Restate the entire listing word for word.

** Begin AVAILABLE DATA **

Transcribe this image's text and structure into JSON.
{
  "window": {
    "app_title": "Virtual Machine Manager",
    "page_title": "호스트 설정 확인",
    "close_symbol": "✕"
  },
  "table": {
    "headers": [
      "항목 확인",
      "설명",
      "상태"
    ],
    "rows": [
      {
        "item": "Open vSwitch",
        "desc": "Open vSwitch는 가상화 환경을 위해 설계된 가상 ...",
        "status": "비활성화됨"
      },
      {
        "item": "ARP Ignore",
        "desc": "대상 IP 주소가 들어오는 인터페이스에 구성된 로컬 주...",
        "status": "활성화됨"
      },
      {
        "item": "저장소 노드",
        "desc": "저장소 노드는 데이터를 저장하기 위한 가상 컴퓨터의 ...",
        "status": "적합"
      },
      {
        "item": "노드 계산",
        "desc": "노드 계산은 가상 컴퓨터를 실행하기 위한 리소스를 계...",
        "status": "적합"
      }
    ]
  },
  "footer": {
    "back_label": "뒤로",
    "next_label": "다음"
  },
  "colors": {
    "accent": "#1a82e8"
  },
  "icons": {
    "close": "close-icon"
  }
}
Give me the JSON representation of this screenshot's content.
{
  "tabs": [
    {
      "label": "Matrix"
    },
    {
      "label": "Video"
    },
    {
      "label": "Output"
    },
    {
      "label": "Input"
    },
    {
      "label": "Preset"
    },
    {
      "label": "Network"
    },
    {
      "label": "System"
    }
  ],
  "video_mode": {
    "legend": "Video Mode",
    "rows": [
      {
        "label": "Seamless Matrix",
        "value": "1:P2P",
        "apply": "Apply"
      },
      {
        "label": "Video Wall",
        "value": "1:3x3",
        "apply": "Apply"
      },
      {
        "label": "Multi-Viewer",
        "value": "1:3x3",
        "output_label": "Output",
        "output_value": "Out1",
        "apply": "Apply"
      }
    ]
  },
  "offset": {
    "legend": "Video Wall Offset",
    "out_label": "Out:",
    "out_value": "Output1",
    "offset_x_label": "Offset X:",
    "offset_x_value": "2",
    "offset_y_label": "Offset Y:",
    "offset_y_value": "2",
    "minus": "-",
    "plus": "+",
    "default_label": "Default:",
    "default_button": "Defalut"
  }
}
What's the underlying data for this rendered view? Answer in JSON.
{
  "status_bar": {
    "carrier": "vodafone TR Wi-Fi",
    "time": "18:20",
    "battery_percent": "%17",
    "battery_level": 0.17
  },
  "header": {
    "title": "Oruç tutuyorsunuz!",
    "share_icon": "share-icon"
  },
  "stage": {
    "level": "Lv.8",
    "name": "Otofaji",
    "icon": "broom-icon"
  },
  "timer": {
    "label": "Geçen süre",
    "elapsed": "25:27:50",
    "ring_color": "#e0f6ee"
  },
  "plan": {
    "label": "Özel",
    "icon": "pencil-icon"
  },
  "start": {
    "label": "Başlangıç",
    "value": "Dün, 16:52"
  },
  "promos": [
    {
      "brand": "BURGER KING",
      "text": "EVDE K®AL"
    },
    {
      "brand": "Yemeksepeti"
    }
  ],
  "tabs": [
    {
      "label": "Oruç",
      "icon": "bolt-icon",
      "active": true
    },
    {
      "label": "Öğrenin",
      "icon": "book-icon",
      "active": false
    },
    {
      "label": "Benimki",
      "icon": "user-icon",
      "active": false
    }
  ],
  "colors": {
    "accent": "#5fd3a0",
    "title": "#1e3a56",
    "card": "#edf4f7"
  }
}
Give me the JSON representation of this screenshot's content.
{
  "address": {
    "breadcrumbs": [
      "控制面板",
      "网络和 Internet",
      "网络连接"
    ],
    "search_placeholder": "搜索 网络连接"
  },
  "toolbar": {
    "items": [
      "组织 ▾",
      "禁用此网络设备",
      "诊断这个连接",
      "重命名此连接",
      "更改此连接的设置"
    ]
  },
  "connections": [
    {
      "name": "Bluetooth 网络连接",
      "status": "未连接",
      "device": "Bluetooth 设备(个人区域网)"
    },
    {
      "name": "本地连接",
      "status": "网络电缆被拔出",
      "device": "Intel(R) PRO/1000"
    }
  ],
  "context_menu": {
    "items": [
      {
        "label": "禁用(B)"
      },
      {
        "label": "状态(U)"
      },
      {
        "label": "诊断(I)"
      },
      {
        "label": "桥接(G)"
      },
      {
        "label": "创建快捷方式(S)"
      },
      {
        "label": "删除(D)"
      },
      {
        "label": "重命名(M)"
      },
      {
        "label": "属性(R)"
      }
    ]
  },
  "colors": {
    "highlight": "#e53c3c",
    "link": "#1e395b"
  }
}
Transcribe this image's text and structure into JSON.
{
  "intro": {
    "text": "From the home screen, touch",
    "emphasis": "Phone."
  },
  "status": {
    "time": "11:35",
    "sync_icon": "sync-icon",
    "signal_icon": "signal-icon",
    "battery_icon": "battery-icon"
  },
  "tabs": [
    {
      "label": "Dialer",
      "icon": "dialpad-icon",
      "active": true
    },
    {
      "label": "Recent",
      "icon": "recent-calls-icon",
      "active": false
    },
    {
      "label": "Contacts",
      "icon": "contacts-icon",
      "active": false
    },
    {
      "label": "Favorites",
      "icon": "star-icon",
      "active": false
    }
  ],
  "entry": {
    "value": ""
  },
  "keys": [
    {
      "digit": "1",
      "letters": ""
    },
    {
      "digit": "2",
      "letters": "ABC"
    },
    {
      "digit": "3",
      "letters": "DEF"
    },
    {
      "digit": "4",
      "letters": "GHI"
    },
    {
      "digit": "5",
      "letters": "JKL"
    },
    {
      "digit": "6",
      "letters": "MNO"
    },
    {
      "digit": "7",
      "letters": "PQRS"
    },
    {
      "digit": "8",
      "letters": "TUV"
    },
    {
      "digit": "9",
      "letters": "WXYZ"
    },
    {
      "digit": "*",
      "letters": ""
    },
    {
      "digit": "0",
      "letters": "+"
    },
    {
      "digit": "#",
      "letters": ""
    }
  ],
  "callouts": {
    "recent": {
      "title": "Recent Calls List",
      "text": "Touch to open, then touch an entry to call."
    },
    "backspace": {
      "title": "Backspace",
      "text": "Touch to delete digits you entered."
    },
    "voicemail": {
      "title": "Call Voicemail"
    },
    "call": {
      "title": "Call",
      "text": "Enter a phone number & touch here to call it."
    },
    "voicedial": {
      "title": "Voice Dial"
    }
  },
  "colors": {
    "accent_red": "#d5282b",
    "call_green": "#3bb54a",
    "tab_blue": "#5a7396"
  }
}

** End AVAILABLE DATA **

RESPONSE TO THIS TASK:
Transcribe this image's text and structure into JSON.
{
  "window": {
    "app_title": "Virtual Machine Manager",
    "page_title": "호스트 설정 확인",
    "close_symbol": "✕"
  },
  "table": {
    "headers": [
      "항목 확인",
      "설명",
      "상태"
    ],
    "rows": [
      {
        "item": "Open vSwitch",
        "desc": "Open vSwitch는 가상화 환경을 위해 설계된 가상 ...",
        "status": "비활성화됨"
      },
      {
        "item": "ARP Ignore",
        "desc": "대상 IP 주소가 들어오는 인터페이스에 구성된 로컬 주...",
        "status": "활성화됨"
      },
      {
        "item": "저장소 노드",
        "desc": "저장소 노드는 데이터를 저장하기 위한 가상 컴퓨터의 ...",
        "status": "적합"
      },
      {
        "item": "노드 계산",
        "desc": "노드 계산은 가상 컴퓨터를 실행하기 위한 리소스를 계...",
        "status": "적합"
      }
    ]
  },
  "footer": {
    "back_label": "뒤로",
    "next_label": "다음"
  },
  "colors": {
    "accent": "#1a82e8"
  },
  "icons": {
    "close": "close-icon"
  }
}
Give me the JSON representation of this screenshot's content.
{
  "tabs": [
    {
      "label": "Matrix"
    },
    {
      "label": "Video"
    },
    {
      "label": "Output"
    },
    {
      "label": "Input"
    },
    {
      "label": "Preset"
    },
    {
      "label": "Network"
    },
    {
      "label": "System"
    }
  ],
  "video_mode": {
    "legend": "Video Mode",
    "rows": [
      {
        "label": "Seamless Matrix",
        "value": "1:P2P",
        "apply": "Apply"
      },
      {
        "label": "Video Wall",
        "value": "1:3x3",
        "apply": "Apply"
      },
      {
        "label": "Multi-Viewer",
        "value": "1:3x3",
        "output_label": "Output",
        "output_value": "Out1",
        "apply": "Apply"
      }
    ]
  },
  "offset": {
    "legend": "Video Wall Offset",
    "out_label": "Out:",
    "out_value": "Output1",
    "offset_x_label": "Offset X:",
    "offset_x_value": "2",
    "offset_y_label": "Offset Y:",
    "offset_y_value": "2",
    "minus": "-",
    "plus": "+",
    "default_label": "Default:",
    "default_button": "Defalut"
  }
}
What's the underlying data for this rendered view? Answer in JSON.
{
  "status_bar": {
    "carrier": "vodafone TR Wi-Fi",
    "time": "18:20",
    "battery_percent": "%17",
    "battery_level": 0.17
  },
  "header": {
    "title": "Oruç tutuyorsunuz!",
    "share_icon": "share-icon"
  },
  "stage": {
    "level": "Lv.8",
    "name": "Otofaji",
    "icon": "broom-icon"
  },
  "timer": {
    "label": "Geçen süre",
    "elapsed": "25:27:50",
    "ring_color": "#e0f6ee"
  },
  "plan": {
    "label": "Özel",
    "icon": "pencil-icon"
  },
  "start": {
    "label": "Başlangıç",
    "value": "Dün, 16:52"
  },
  "promos": [
    {
      "brand": "BURGER KING",
      "text": "EVDE K®AL"
    },
    {
      "brand": "Yemeksepeti"
    }
  ],
  "tabs": [
    {
      "label": "Oruç",
      "icon": "bolt-icon",
      "active": true
    },
    {
      "label": "Öğrenin",
      "icon": "book-icon",
      "active": false
    },
    {
      "label": "Benimki",
      "icon": "user-icon",
      "active": false
    }
  ],
  "colors": {
    "accent": "#5fd3a0",
    "title": "#1e3a56",
    "card": "#edf4f7"
  }
}
Give me the JSON representation of this screenshot's content.
{
  "address": {
    "breadcrumbs": [
      "控制面板",
      "网络和 Internet",
      "网络连接"
    ],
    "search_placeholder": "搜索 网络连接"
  },
  "toolbar": {
    "items": [
      "组织 ▾",
      "禁用此网络设备",
      "诊断这个连接",
      "重命名此连接",
      "更改此连接的设置"
    ]
  },
  "connections": [
    {
      "name": "Bluetooth 网络连接",
      "status": "未连接",
      "device": "Bluetooth 设备(个人区域网)"
    },
    {
      "name": "本地连接",
      "status": "网络电缆被拔出",
      "device": "Intel(R) PRO/1000"
    }
  ],
  "context_menu": {
    "items": [
      {
        "label": "禁用(B)"
      },
      {
        "label": "状态(U)"
      },
      {
        "label": "诊断(I)"
      },
      {
        "label": "桥接(G)"
      },
      {
        "label": "创建快捷方式(S)"
      },
      {
        "label": "删除(D)"
      },
      {
        "label": "重命名(M)"
      },
      {
        "label": "属性(R)"
      }
    ]
  },
  "colors": {
    "highlight": "#e53c3c",
    "link": "#1e395b"
  }
}
Transcribe this image's text and structure into JSON.
{
  "intro": {
    "text": "From the home screen, touch",
    "emphasis": "Phone."
  },
  "status": {
    "time": "11:35",
    "sync_icon": "sync-icon",
    "signal_icon": "signal-icon",
    "battery_icon": "battery-icon"
  },
  "tabs": [
    {
      "label": "Dialer",
      "icon": "dialpad-icon",
      "active": true
    },
    {
      "label": "Recent",
      "icon": "recent-calls-icon",
      "active": false
    },
    {
      "label": "Contacts",
      "icon": "contacts-icon",
      "active": false
    },
    {
      "label": "Favorites",
      "icon": "star-icon",
      "active": false
    }
  ],
  "entry": {
    "value": ""
  },
  "keys": [
    {
      "digit": "1",
      "letters": ""
    },
    {
      "digit": "2",
      "letters": "ABC"
    },
    {
      "digit": "3",
      "letters": "DEF"
    },
    {
      "digit": "4",
      "letters": "GHI"
    },
    {
      "digit": "5",
      "letters": "JKL"
    },
    {
      "digit": "6",
      "letters": "MNO"
    },
    {
      "digit": "7",
      "letters": "PQRS"
    },
    {
      "digit": "8",
      "letters": "TUV"
    },
    {
      "digit": "9",
      "letters": "WXYZ"
    },
    {
      "digit": "*",
      "letters": ""
    },
    {
      "digit": "0",
      "letters": "+"
    },
    {
      "digit": "#",
      "letters": ""
    }
  ],
  "callouts": {
    "recent": {
      "title": "Recent Calls List",
      "text": "Touch to open, then touch an entry to call."
    },
    "backspace": {
      "title": "Backspace",
      "text": "Touch to delete digits you entered."
    },
    "voicemail": {
      "title": "Call Voicemail"
    },
    "call": {
      "title": "Call",
      "text": "Enter a phone number & touch here to call it."
    },
    "voicedial": {
      "title": "Voice Dial"
    }
  },
  "colors": {
    "accent_red": "#d5282b",
    "call_green": "#3bb54a",
    "tab_blue": "#5a7396"
  }
}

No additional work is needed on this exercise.